+++ PROVIDED RECORDS

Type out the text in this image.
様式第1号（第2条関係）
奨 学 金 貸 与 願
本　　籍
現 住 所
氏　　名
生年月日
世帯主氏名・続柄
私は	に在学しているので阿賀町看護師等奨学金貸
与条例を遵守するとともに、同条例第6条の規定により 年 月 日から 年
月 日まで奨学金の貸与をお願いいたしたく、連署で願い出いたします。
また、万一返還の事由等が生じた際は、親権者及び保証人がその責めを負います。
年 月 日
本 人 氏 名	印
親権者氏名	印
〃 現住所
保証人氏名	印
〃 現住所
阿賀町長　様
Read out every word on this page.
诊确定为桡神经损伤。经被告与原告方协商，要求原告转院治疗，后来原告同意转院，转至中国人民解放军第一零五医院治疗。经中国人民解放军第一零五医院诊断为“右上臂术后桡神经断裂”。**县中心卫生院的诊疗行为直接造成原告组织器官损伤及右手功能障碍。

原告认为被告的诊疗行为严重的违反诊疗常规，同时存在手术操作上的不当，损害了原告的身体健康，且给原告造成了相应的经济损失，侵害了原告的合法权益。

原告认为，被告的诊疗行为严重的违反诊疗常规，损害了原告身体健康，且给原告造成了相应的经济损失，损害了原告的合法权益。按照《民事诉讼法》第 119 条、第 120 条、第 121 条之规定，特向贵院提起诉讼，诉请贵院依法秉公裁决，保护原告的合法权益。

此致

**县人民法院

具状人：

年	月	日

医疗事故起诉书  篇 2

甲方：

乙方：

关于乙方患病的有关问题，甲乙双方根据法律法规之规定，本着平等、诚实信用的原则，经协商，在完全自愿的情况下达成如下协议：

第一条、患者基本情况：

++++++

Reproduce the material in full, with no word added or dropped.

Type out the text in this image.
様式第1号（第2条関係）
奨 学 金 貸 与 願
本　　籍
現 住 所
氏　　名
生年月日
世帯主氏名・続柄
私は	に在学しているので阿賀町看護師等奨学金貸
与条例を遵守するとともに、同条例第6条の規定により 年 月 日から 年
月 日まで奨学金の貸与をお願いいたしたく、連署で願い出いたします。
また、万一返還の事由等が生じた際は、親権者及び保証人がその責めを負います。
年 月 日
本 人 氏 名	印
親権者氏名	印
〃 現住所
保証人氏名	印
〃 現住所
阿賀町長　様
Read out every word on this page.
诊确定为桡神经损伤。经被告与原告方协商，要求原告转院治疗，后来原告同意转院，转至中国人民解放军第一零五医院治疗。经中国人民解放军第一零五医院诊断为“右上臂术后桡神经断裂”。**县中心卫生院的诊疗行为直接造成原告组织器官损伤及右手功能障碍。

原告认为被告的诊疗行为严重的违反诊疗常规，同时存在手术操作上的不当，损害了原告的身体健康，且给原告造成了相应的经济损失，侵害了原告的合法权益。

原告认为，被告的诊疗行为严重的违反诊疗常规，损害了原告身体健康，且给原告造成了相应的经济损失，损害了原告的合法权益。按照《民事诉讼法》第 119 条、第 120 条、第 121 条之规定，特向贵院提起诉讼，诉请贵院依法秉公裁决，保护原告的合法权益。

此致

**县人民法院

具状人：

年	月	日

医疗事故起诉书  篇 2

甲方：

乙方：

关于乙方患病的有关问题，甲乙双方根据法律法规之规定，本着平等、诚实信用的原则，经协商，在完全自愿的情况下达成如下协议：

第一条、患者基本情况：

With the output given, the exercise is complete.